_What to work on:_ In your copy, leave out the pictures and repeat the entries below exactly.

_Data extract:_
* START *

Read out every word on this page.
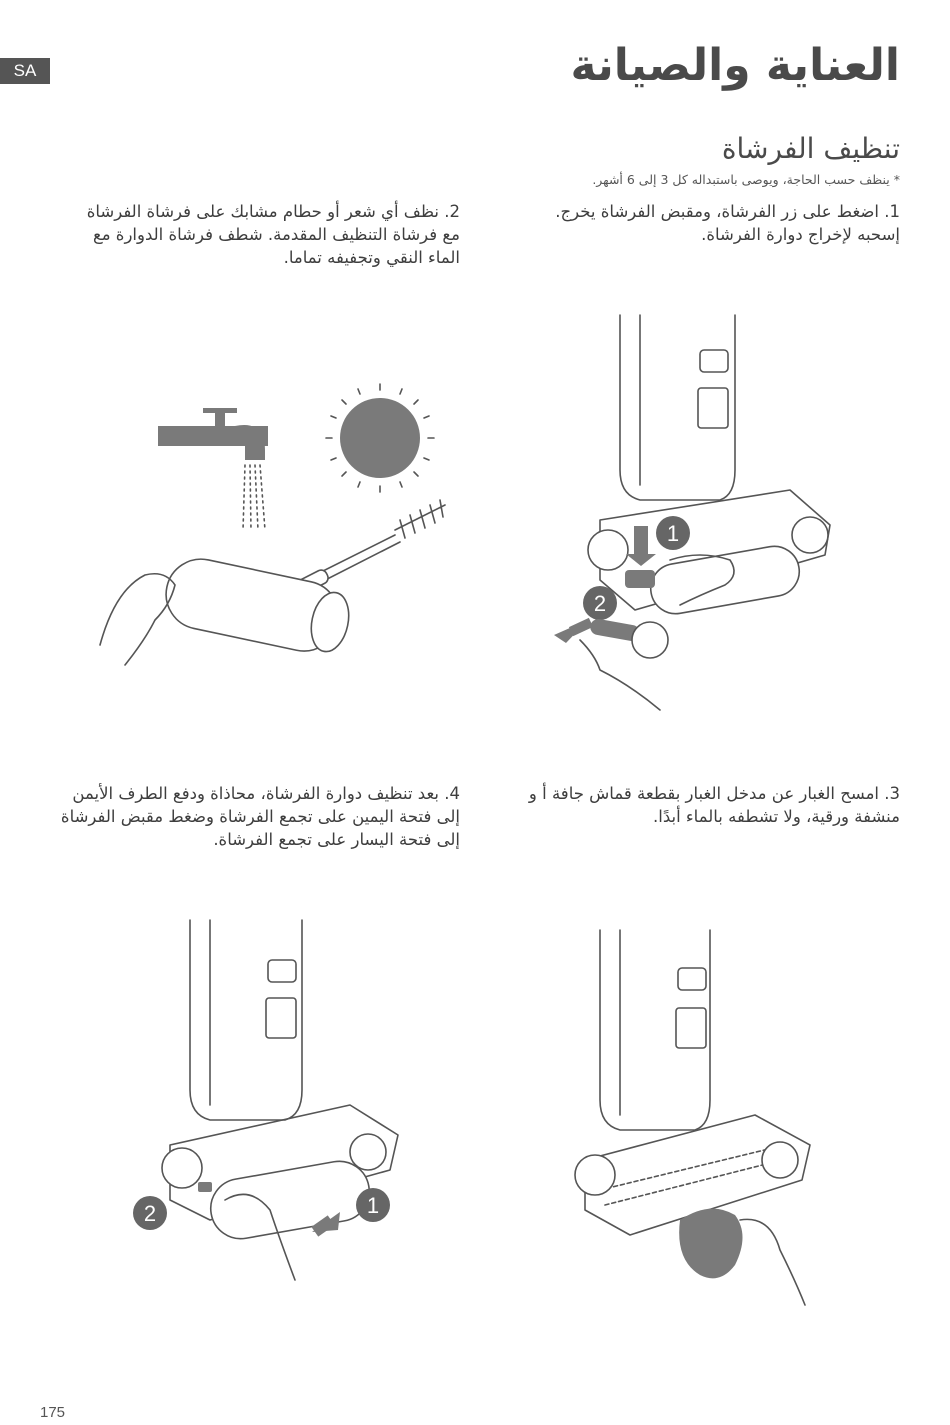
SA	العناية والصيانة
تنظيف الفرشاة
* ينظف حسب الحاجة، ويوصى باستبداله كل 3 إلى 6 أشهر.
1. اضغط على زر الفرشاة، ومقبض الفرشاة يخرج. إسحبه لإخراج دوارة الفرشاة.
2. نظف أي شعر أو حطام مشابك على فرشاة الفرشاة مع فرشاة التنظيف المقدمة. شطف فرشاة الدوارة مع الماء النقي وتجفيفه تماما.
3. امسح الغبار عن مدخل الغبار بقطعة قماش جافة أ و منشفة ورقية، ولا تشطفه بالماء أبدًا.
4. بعد تنظيف دوارة الفرشاة، محاذاة ودفع الطرف الأيمن إلى فتحة اليمين على تجمع الفرشاة وضغط مقبض الفرشاة إلى فتحة اليسار على تجمع الفرشاة.
1
2
1
2
175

* END *

_Reply to the exercise:_
Read out every word on this page.
SA	العناية والصيانة
تنظيف الفرشاة
* ينظف حسب الحاجة، ويوصى باستبداله كل 3 إلى 6 أشهر.
1. اضغط على زر الفرشاة، ومقبض الفرشاة يخرج. إسحبه لإخراج دوارة الفرشاة.
2. نظف أي شعر أو حطام مشابك على فرشاة الفرشاة مع فرشاة التنظيف المقدمة. شطف فرشاة الدوارة مع الماء النقي وتجفيفه تماما.
3. امسح الغبار عن مدخل الغبار بقطعة قماش جافة أ و منشفة ورقية، ولا تشطفه بالماء أبدًا.
4. بعد تنظيف دوارة الفرشاة، محاذاة ودفع الطرف الأيمن إلى فتحة اليمين على تجمع الفرشاة وضغط مقبض الفرشاة إلى فتحة اليسار على تجمع الفرشاة.
1
2
1
2
175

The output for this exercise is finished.